La notizia del Conte bis è arrivata anche in Cina. Come è stato accolto da Pechino l’insediamento del nuovo governo italiano? L’agenzia di stato cinese Xinhua ha dedicato un lungo approfondimento alla situazione politica dell’Italia. L’analisi è distaccata, obiettiva e priva di giudizi di qualunque tipo, ma denota un certo interesse di Pechino riguardo le vicende nostrane. Ricordiamo che lo scorso marzo, in occasione della visita ufficiale di Xi Jinping in Italia, Roma ha firmato un memorandum d’intesa con la Cina nell’ambito del progetto infrastrutturale della Nuova Via della Seta. L’Italia è inoltre il primo paese del G7 ad aver fornito un endorsement così palese al governo cinese, e Xi Jinping ha tutto l’interesse di proseguire la luna di miele con l’alleato commerciale europeo.

Il commento cinese

L’articolo di Xinhua sceglie come parole chiave il termine stabilità. “La scelta di Conte per il suo gabinetto è una chiara indicazione delle priorità del nuovo governo” scrive l’agenzia cinese, che sottolinea poi come “la scelta ministeriale più importante è stata quella di Roberto Gualtieri come ministro delle finanze”. La carta Gualtieri “aiuterà a calmare i mercati”, che avrebbero invece reagito malissimo nel caso si fossero trovati di fronte un membro pronto a scontrarsi con l’Unione Europea. I giornalisti cinesi fanno notare come fin da subito la Borsa di Milano abbia chiuso in rialzo dell’1,6% dopo la fuga del nome di Gualtieri. Lo spostamento di Luigi Di Maio al Ministro degli Affari Esteri è invece “una scelta insolita” dal momento che il 33enne “non si è mai laureato, ha competenze linguistiche molto limitate e ha mostrato scarso interesse per le questioni globali nella sua vita pubblica”.

--- Informazioni ---
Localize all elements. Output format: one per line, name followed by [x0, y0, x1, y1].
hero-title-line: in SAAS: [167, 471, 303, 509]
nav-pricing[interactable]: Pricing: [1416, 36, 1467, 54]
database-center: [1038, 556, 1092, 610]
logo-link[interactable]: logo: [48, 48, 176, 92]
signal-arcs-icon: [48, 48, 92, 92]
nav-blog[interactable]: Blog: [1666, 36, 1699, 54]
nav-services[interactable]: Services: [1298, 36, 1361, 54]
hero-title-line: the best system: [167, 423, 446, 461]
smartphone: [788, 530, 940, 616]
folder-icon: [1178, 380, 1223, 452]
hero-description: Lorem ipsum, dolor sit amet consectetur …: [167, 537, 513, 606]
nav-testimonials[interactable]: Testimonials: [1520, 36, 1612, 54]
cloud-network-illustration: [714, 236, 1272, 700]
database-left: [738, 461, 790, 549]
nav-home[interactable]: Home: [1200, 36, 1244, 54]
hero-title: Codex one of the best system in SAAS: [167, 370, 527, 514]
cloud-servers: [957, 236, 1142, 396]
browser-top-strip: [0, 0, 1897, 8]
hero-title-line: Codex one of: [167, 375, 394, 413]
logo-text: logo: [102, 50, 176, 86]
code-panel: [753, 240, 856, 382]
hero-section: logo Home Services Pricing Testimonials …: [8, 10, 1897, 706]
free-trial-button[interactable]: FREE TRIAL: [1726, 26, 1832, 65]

--- Esercizi ---
• A. Nel testo sul Conte bis, di quanto è salita la Borsa di Milano dopo che è trapelato il nome di Gualtieri?
• B. Trasforma in un elenco puntato il paragrafo del testo sul Conte bis che inizia con "L'articolo di Xinhua sceglie", mantenendo i fatti principali.
Il materiale viene da un'altra fonte.

--- Soluzioni ---
• A. Ha chiuso in rialzo dell'1,6%.

• B.
- La parola chiave dell'articolo di Xinhua è "stabilità".
- Per l'agenzia cinese, la scelta dei ministri mostra chiaramente le priorità del nuovo governo.
- La scelta più importante è Roberto Gualtieri come ministro delle finanze: aiuterà a calmare i mercati, che avrebbero reagito malissimo davanti a un ministro pronto a scontrarsi con l'Unione Europea.
- Dopo la fuga del nome di Gualtieri, la Borsa di Milano ha chiuso in rialzo dell'1,6%.
- Lo spostamento di Luigi Di Maio agli Affari Esteri è "una scelta insolita": il 33enne non si è mai laureato, ha competenze linguistiche molto limitate e ha mostrato scarso interesse per le questioni globali.